Challenge:
Count how many lines of the data below contain the string "Jobs"; the reply should be that number alone.

Dataset records:
-.-.-

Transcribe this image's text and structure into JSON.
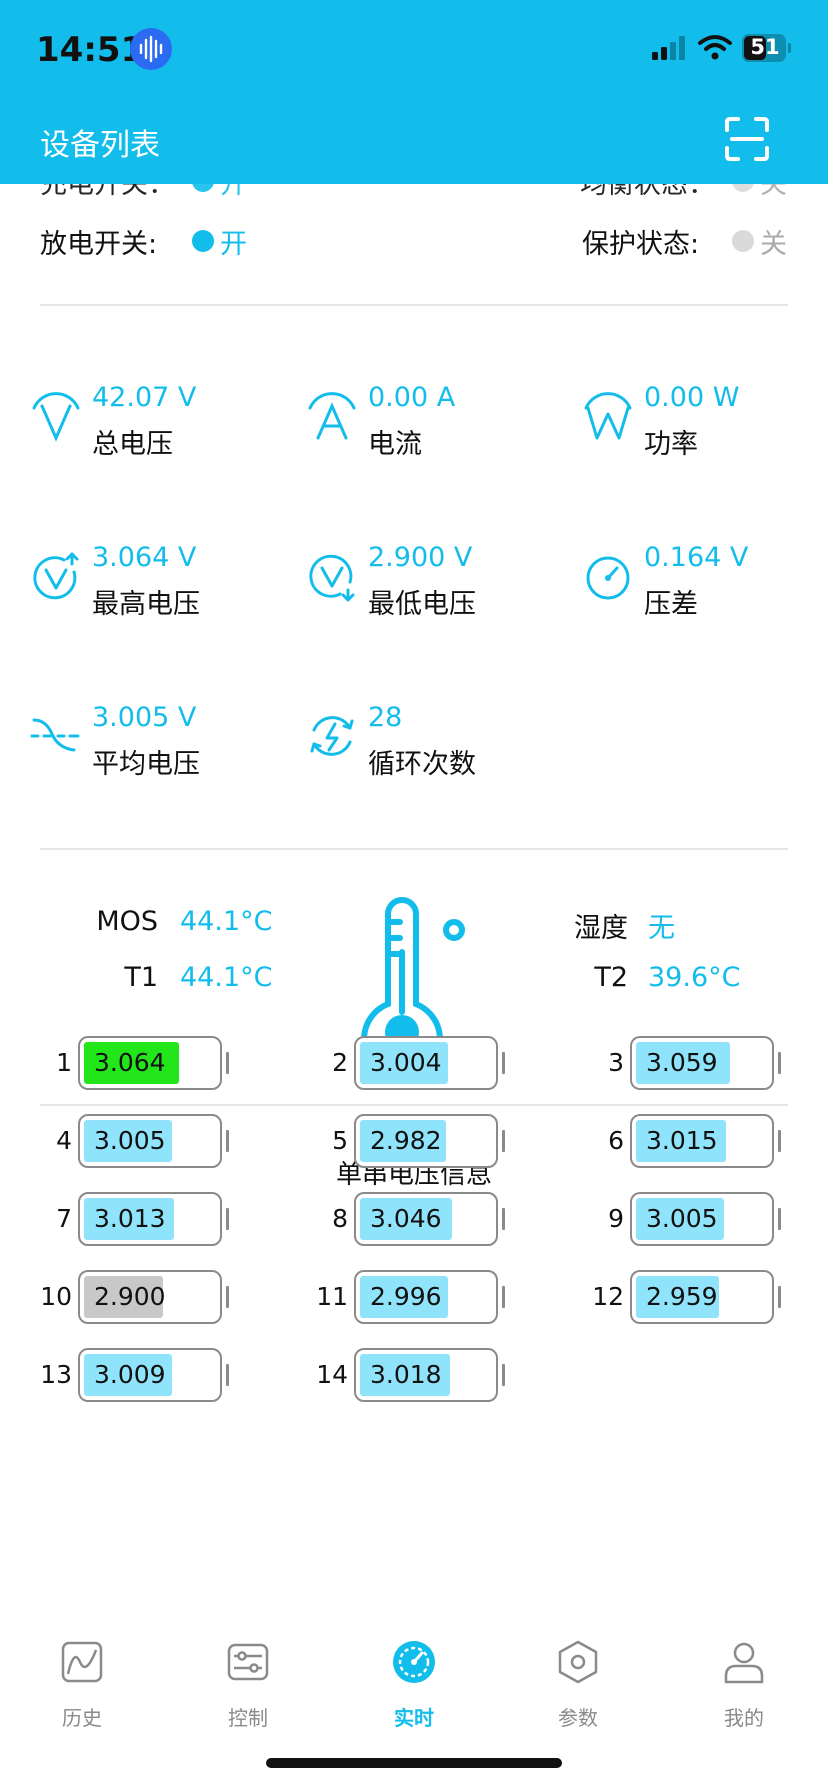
{
  "status_bar": {
    "time": "14:51",
    "battery": "51"
  },
  "header": {
    "title": "设备列表"
  },
  "switches": {
    "partial_left": "充电开关：",
    "partial_left_value": "开",
    "partial_right": "均衡状态：",
    "partial_right_value": "关",
    "discharge_label": "放电开关:",
    "discharge_value": "开",
    "protect_label": "保护状态:",
    "protect_value": "关"
  },
  "metrics": [
    {
      "value": "42.07 V",
      "label": "总电压",
      "icon": "voltage-icon"
    },
    {
      "value": "0.00 A",
      "label": "电流",
      "icon": "current-icon"
    },
    {
      "value": "0.00 W",
      "label": "功率",
      "icon": "power-icon"
    },
    {
      "value": "3.064 V",
      "label": "最高电压",
      "icon": "max-voltage-icon"
    },
    {
      "value": "2.900 V",
      "label": "最低电压",
      "icon": "min-voltage-icon"
    },
    {
      "value": "0.164 V",
      "label": "压差",
      "icon": "gauge-icon"
    },
    {
      "value": "3.005 V",
      "label": "平均电压",
      "icon": "average-icon"
    },
    {
      "value": "28",
      "label": "循环次数",
      "icon": "cycle-icon"
    }
  ],
  "temperatures": {
    "mos_label": "MOS",
    "mos_value": "44.1°C",
    "t1_label": "T1",
    "t1_value": "44.1°C",
    "humidity_label": "湿度",
    "humidity_value": "无",
    "t2_label": "T2",
    "t2_value": "39.6°C"
  },
  "cells": {
    "title": "单串电压信息",
    "items": [
      {
        "index": "1",
        "voltage": "3.064",
        "fill": 0.72,
        "state": "max"
      },
      {
        "index": "2",
        "voltage": "3.004",
        "fill": 0.67,
        "state": "normal"
      },
      {
        "index": "3",
        "voltage": "3.059",
        "fill": 0.71,
        "state": "normal"
      },
      {
        "index": "4",
        "voltage": "3.005",
        "fill": 0.67,
        "state": "normal"
      },
      {
        "index": "5",
        "voltage": "2.982",
        "fill": 0.65,
        "state": "normal"
      },
      {
        "index": "6",
        "voltage": "3.015",
        "fill": 0.68,
        "state": "normal"
      },
      {
        "index": "7",
        "voltage": "3.013",
        "fill": 0.68,
        "state": "normal"
      },
      {
        "index": "8",
        "voltage": "3.046",
        "fill": 0.7,
        "state": "normal"
      },
      {
        "index": "9",
        "voltage": "3.005",
        "fill": 0.67,
        "state": "normal"
      },
      {
        "index": "10",
        "voltage": "2.900",
        "fill": 0.6,
        "state": "min"
      },
      {
        "index": "11",
        "voltage": "2.996",
        "fill": 0.67,
        "state": "normal"
      },
      {
        "index": "12",
        "voltage": "2.959",
        "fill": 0.63,
        "state": "normal"
      },
      {
        "index": "13",
        "voltage": "3.009",
        "fill": 0.67,
        "state": "normal"
      },
      {
        "index": "14",
        "voltage": "3.018",
        "fill": 0.68,
        "state": "normal"
      }
    ]
  },
  "tabs": [
    {
      "label": "历史",
      "icon": "history-chart-icon",
      "active": false
    },
    {
      "label": "控制",
      "icon": "sliders-icon",
      "active": false
    },
    {
      "label": "实时",
      "icon": "speedometer-icon",
      "active": true
    },
    {
      "label": "参数",
      "icon": "hex-nut-icon",
      "active": false
    },
    {
      "label": "我的",
      "icon": "person-icon",
      "active": false
    }
  ],
  "colors": {
    "accent": "#12BDEB",
    "cell_normal": "#8FE3FA",
    "cell_max": "#22E51A",
    "cell_min": "#C8C8C8",
    "switch_on": "#12BDEB",
    "switch_off": "#DADADA"
  }
}
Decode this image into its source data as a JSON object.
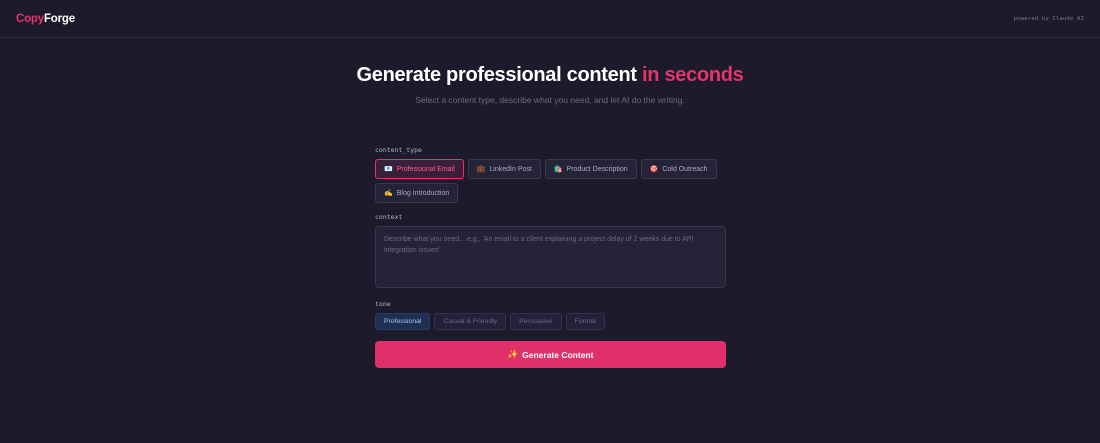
{
  "header": {
    "logo_part1": "Copy",
    "logo_part2": "Forge",
    "powered_by": "powered by Claude AI"
  },
  "hero": {
    "title_main": "Generate professional content",
    "title_accent": "in seconds",
    "subtitle": "Select a content type, describe what you need, and let AI do the writing."
  },
  "content_type": {
    "label": "content_type",
    "options": [
      {
        "icon": "📧",
        "label": "Professional Email",
        "selected": true
      },
      {
        "icon": "💼",
        "label": "LinkedIn Post",
        "selected": false
      },
      {
        "icon": "🛍️",
        "label": "Product Description",
        "selected": false
      },
      {
        "icon": "🎯",
        "label": "Cold Outreach",
        "selected": false
      },
      {
        "icon": "✍️",
        "label": "Blog Introduction",
        "selected": false
      }
    ]
  },
  "context": {
    "label": "context",
    "placeholder": "Describe what you need... e.g., 'An email to a client explaining a project delay of 2 weeks due to API integration issues'",
    "value": ""
  },
  "tone": {
    "label": "tone",
    "options": [
      {
        "label": "Professional",
        "selected": true
      },
      {
        "label": "Casual & Friendly",
        "selected": false
      },
      {
        "label": "Persuasive",
        "selected": false
      },
      {
        "label": "Formal",
        "selected": false
      }
    ]
  },
  "generate": {
    "icon": "✨",
    "label": "Generate Content"
  },
  "colors": {
    "background": "#1c1a2b",
    "accent": "#e8336a",
    "tone_selected": "#203052"
  }
}
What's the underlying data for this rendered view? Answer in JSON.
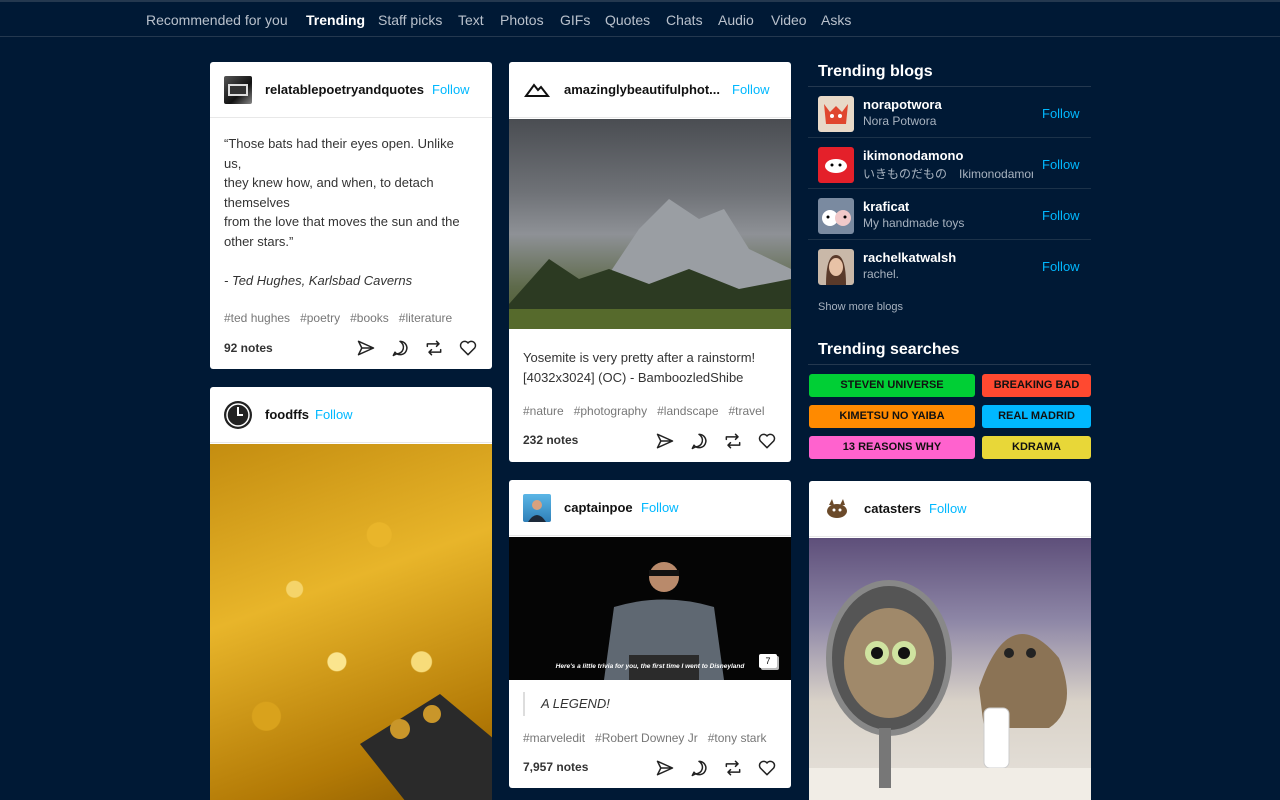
{
  "nav": {
    "tabs": [
      "Recommended for you",
      "Trending",
      "Staff picks",
      "Text",
      "Photos",
      "GIFs",
      "Quotes",
      "Chats",
      "Audio",
      "Video",
      "Asks"
    ],
    "active": "Trending"
  },
  "follow_label": "Follow",
  "posts": {
    "poetry": {
      "blog": "relatablepoetryandquotes",
      "lines": [
        "“Those bats had their eyes open. Unlike",
        "us,",
        "they knew how, and when, to detach",
        "themselves",
        "from the love that moves the sun and the",
        "other stars.”"
      ],
      "attribution": "- Ted Hughes, Karlsbad Caverns",
      "tags": [
        "#ted hughes",
        "#poetry",
        "#books",
        "#literature"
      ],
      "notes": "92 notes"
    },
    "yosemite": {
      "blog": "amazinglybeautifulphot...",
      "caption_lines": [
        "Yosemite is very pretty after a rainstorm!",
        "[4032x3024] (OC) - BamboozledShibe"
      ],
      "tags": [
        "#nature",
        "#photography",
        "#landscape",
        "#travel"
      ],
      "notes": "232 notes"
    },
    "foodffs": {
      "blog": "foodffs"
    },
    "captainpoe": {
      "blog": "captainpoe",
      "gif_caption": "Here's a little trivia for you, the first time I went to Disneyland",
      "gif_count": "7",
      "quote": "A LEGEND!",
      "tags": [
        "#marveledit",
        "#Robert Downey Jr",
        "#tony stark"
      ],
      "notes": "7,957 notes"
    },
    "catasters": {
      "blog": "catasters"
    }
  },
  "sidebar": {
    "trending_blogs_title": "Trending blogs",
    "blogs": [
      {
        "name": "norapotwora",
        "sub": "Nora Potwora"
      },
      {
        "name": "ikimonodamono",
        "sub": "いきものだもの　Ikimonodamono"
      },
      {
        "name": "kraficat",
        "sub": "My handmade toys"
      },
      {
        "name": "rachelkatwalsh",
        "sub": "rachel."
      }
    ],
    "show_more": "Show more blogs",
    "trending_searches_title": "Trending searches",
    "searches": [
      {
        "label": "STEVEN UNIVERSE",
        "color": "#00cf35"
      },
      {
        "label": "BREAKING BAD",
        "color": "#ff4930"
      },
      {
        "label": "KIMETSU NO YAIBA",
        "color": "#ff8a00"
      },
      {
        "label": "REAL MADRID",
        "color": "#00b8ff"
      },
      {
        "label": "13 REASONS WHY",
        "color": "#ff62ce"
      },
      {
        "label": "KDRAMA",
        "color": "#e8d738"
      }
    ]
  },
  "colors": {
    "background": "#001935",
    "accent": "#00b8ff"
  }
}
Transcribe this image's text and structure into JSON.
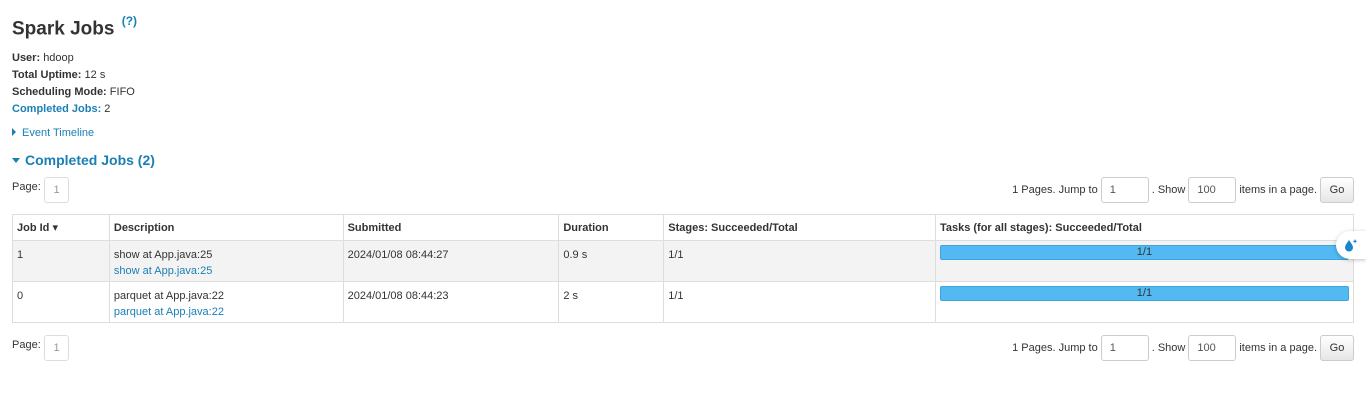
{
  "header": {
    "title": "Spark Jobs",
    "help": "(?)"
  },
  "summary": {
    "user_label": "User:",
    "user": "hdoop",
    "uptime_label": "Total Uptime:",
    "uptime": "12 s",
    "sched_label": "Scheduling Mode:",
    "sched": "FIFO",
    "completed_label": "Completed Jobs:",
    "completed": "2"
  },
  "timeline": {
    "label": "Event Timeline"
  },
  "section": {
    "title": "Completed Jobs (2)"
  },
  "pager": {
    "page_label": "Page:",
    "current_page": "1",
    "pages_text": "1 Pages. Jump to",
    "jump_value": "1",
    "show_text": ". Show",
    "size_value": "100",
    "items_text": "items in a page.",
    "go_label": "Go"
  },
  "table": {
    "headers": [
      "Job Id ▾",
      "Description",
      "Submitted",
      "Duration",
      "Stages: Succeeded/Total",
      "Tasks (for all stages): Succeeded/Total"
    ],
    "rows": [
      {
        "id": "1",
        "desc": "show at App.java:25",
        "desc_link": "show at App.java:25",
        "submitted": "2024/01/08 08:44:27",
        "duration": "0.9 s",
        "stages": "1/1",
        "tasks": "1/1",
        "progress": 1.0
      },
      {
        "id": "0",
        "desc": "parquet at App.java:22",
        "desc_link": "parquet at App.java:22",
        "submitted": "2024/01/08 08:44:23",
        "duration": "2 s",
        "stages": "1/1",
        "tasks": "1/1",
        "progress": 1.0
      }
    ]
  },
  "colors": {
    "link": "#1a7fb5",
    "progress": "#4ab2ec",
    "row_alt": "#f3f3f3"
  },
  "icons": {
    "floating": "droplet-sparkle-icon"
  }
}
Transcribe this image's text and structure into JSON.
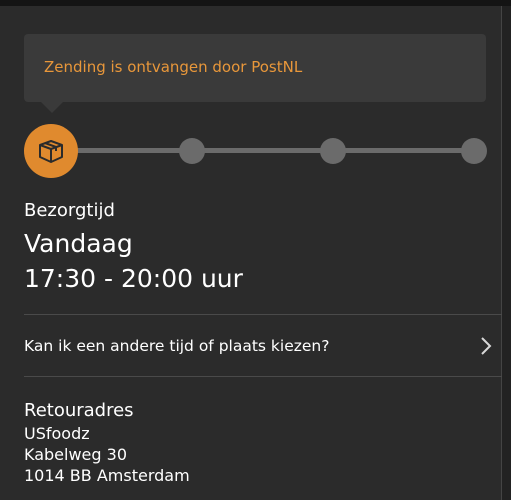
{
  "status": {
    "message": "Zending is ontvangen door PostNL",
    "accent_color": "#e8973a"
  },
  "progress": {
    "steps": 4,
    "current_step": 1,
    "active_icon": "package-icon",
    "active_color": "#e08a2e",
    "inactive_color": "#6b6b6b"
  },
  "delivery": {
    "label": "Bezorgtijd",
    "day": "Vandaag",
    "time": "17:30 - 20:00 uur"
  },
  "change_option": {
    "label": "Kan ik een andere tijd of plaats kiezen?",
    "icon": "chevron-right-icon"
  },
  "return_address": {
    "label": "Retouradres",
    "name": "USfoodz",
    "street": "Kabelweg 30",
    "city": "1014 BB Amsterdam"
  }
}
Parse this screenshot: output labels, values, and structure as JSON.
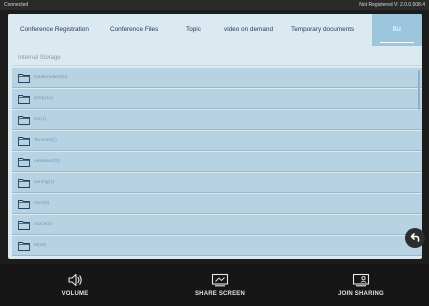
{
  "status": {
    "left": "Connected",
    "right": "Not Registered  V: 2.0.0.508.4"
  },
  "tabs": [
    {
      "label": "Conference Registration",
      "active": false
    },
    {
      "label": "Conference Files",
      "active": false
    },
    {
      "label": "Topic",
      "active": false
    },
    {
      "label": "video on demand",
      "active": false
    },
    {
      "label": "Temporary documents",
      "active": false
    },
    {
      "label": "Biz",
      "active": true
    }
  ],
  "storage_label": "Internal Storage",
  "folders": [
    {
      "name": "tcadtemdulut(0)"
    },
    {
      "name": "temp(11)"
    },
    {
      "name": "zte(1)"
    },
    {
      "name": "Tencent(1)"
    },
    {
      "name": "netease(33)"
    },
    {
      "name": "ventrig(1)"
    },
    {
      "name": "Vivo(0)"
    },
    {
      "name": "rtrace(0)"
    },
    {
      "name": "ttt(19)"
    }
  ],
  "bottom": {
    "volume": "VOLUME",
    "share_screen": "SHARE SCREEN",
    "join_sharing": "JOIN SHARING"
  },
  "icons": {
    "folder": "folder-icon",
    "back": "back-arrow-icon",
    "volume": "speaker-icon",
    "share": "screen-share-icon",
    "join": "join-sharing-icon"
  },
  "colors": {
    "tab_active": "#9cc6de",
    "row_bg": "#b6d2e3",
    "bottom_bar": "#161616"
  }
}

-.-.-

Problem solution:
3